[Excerpts from a figure dataset]
--- Start ---

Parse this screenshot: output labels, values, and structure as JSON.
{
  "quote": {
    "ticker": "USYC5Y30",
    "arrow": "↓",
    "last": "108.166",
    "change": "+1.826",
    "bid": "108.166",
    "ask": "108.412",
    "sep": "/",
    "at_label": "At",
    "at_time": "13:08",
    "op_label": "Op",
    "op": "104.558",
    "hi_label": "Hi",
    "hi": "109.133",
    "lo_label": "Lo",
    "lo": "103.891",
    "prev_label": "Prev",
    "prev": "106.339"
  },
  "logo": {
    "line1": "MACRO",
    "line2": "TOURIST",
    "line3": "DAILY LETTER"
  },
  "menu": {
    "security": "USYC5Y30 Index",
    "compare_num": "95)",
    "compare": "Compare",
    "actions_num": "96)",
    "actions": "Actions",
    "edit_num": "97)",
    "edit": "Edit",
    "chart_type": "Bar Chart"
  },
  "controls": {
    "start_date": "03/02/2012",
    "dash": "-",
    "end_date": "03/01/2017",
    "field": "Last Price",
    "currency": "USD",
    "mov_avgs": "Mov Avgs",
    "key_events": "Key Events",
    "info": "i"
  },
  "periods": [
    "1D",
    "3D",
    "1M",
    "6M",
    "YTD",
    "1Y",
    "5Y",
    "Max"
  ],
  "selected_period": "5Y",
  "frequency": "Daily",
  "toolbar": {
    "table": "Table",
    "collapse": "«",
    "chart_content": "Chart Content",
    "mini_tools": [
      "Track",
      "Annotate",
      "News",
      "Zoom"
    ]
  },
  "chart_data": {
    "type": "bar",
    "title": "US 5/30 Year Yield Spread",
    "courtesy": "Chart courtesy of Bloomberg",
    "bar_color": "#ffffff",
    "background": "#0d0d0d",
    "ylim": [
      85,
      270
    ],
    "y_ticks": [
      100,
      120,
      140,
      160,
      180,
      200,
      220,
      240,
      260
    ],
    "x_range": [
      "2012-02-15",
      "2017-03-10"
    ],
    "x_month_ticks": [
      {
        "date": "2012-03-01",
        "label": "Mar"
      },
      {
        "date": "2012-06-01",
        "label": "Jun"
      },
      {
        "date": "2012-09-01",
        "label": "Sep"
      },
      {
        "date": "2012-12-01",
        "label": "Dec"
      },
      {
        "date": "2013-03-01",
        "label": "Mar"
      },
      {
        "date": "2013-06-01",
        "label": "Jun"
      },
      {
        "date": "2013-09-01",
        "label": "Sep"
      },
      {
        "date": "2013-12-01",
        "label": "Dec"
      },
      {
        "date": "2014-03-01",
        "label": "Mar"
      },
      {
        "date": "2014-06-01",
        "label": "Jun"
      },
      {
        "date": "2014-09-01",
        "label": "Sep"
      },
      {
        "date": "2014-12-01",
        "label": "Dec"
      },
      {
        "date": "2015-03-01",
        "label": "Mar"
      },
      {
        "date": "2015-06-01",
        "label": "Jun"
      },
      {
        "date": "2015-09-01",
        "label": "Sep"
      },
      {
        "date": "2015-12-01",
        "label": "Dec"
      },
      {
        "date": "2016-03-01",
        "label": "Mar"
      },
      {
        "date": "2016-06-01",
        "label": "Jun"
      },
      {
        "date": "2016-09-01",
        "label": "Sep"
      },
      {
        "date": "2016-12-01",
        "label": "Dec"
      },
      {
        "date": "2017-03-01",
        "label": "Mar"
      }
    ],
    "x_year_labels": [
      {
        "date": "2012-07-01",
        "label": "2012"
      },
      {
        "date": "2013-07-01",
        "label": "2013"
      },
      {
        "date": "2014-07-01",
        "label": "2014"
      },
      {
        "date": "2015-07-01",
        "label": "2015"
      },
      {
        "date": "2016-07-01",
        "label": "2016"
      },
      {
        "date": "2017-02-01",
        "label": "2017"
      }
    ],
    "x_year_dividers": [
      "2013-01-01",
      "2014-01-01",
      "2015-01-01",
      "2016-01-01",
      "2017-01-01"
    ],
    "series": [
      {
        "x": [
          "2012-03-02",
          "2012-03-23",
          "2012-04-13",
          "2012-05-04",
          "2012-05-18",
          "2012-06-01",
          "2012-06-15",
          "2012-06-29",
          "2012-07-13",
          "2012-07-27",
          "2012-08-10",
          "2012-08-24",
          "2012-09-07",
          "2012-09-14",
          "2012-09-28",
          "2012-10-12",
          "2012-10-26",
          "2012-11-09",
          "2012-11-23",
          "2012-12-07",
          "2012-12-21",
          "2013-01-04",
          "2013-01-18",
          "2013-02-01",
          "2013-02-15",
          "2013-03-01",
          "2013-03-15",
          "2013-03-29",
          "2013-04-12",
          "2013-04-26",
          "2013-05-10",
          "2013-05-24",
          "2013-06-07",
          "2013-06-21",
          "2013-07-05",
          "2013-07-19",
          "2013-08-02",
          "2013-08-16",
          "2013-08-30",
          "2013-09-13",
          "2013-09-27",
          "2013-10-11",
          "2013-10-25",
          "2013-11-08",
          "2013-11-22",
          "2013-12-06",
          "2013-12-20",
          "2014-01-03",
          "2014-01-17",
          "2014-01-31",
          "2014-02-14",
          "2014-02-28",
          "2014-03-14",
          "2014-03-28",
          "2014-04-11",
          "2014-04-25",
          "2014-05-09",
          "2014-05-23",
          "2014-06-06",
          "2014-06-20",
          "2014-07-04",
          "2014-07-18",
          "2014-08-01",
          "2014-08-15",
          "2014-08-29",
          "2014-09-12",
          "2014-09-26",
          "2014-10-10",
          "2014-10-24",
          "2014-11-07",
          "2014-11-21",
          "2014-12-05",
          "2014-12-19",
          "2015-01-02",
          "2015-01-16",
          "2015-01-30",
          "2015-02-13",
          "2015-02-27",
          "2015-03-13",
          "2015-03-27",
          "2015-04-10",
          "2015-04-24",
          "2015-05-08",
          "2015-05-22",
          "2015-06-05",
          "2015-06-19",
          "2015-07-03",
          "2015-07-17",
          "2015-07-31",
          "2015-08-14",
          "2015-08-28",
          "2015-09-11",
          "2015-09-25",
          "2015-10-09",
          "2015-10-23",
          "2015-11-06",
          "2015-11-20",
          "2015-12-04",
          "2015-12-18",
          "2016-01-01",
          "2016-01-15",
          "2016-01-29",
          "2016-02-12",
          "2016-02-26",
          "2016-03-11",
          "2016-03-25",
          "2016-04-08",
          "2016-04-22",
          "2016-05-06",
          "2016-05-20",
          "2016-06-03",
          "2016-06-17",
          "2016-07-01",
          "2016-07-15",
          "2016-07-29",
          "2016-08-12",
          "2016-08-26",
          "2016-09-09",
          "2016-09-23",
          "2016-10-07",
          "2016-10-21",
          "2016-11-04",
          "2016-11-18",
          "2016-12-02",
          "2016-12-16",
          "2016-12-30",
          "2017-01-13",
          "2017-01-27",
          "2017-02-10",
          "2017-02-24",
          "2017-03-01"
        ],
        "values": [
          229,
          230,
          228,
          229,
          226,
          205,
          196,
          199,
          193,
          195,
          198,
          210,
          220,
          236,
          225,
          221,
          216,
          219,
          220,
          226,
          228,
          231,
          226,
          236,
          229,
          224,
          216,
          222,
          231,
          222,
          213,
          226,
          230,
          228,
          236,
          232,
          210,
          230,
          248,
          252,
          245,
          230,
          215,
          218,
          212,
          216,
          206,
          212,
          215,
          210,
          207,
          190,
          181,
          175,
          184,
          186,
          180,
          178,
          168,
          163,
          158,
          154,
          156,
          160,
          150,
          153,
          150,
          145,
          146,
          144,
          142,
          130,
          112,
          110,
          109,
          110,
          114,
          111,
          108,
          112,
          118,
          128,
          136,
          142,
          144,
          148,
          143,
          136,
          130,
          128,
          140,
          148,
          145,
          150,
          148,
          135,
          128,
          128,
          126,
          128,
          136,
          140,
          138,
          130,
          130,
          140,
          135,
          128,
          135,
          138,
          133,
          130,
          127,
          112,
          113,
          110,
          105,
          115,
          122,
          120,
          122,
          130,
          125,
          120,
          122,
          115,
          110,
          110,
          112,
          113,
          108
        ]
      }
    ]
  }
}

--- End ---

- Exercise instructions: Find and copy each line above that includes the string "values".

- Exercise solution:
Parse this screenshot: output labels, values, and structure as JSON.
        "values": [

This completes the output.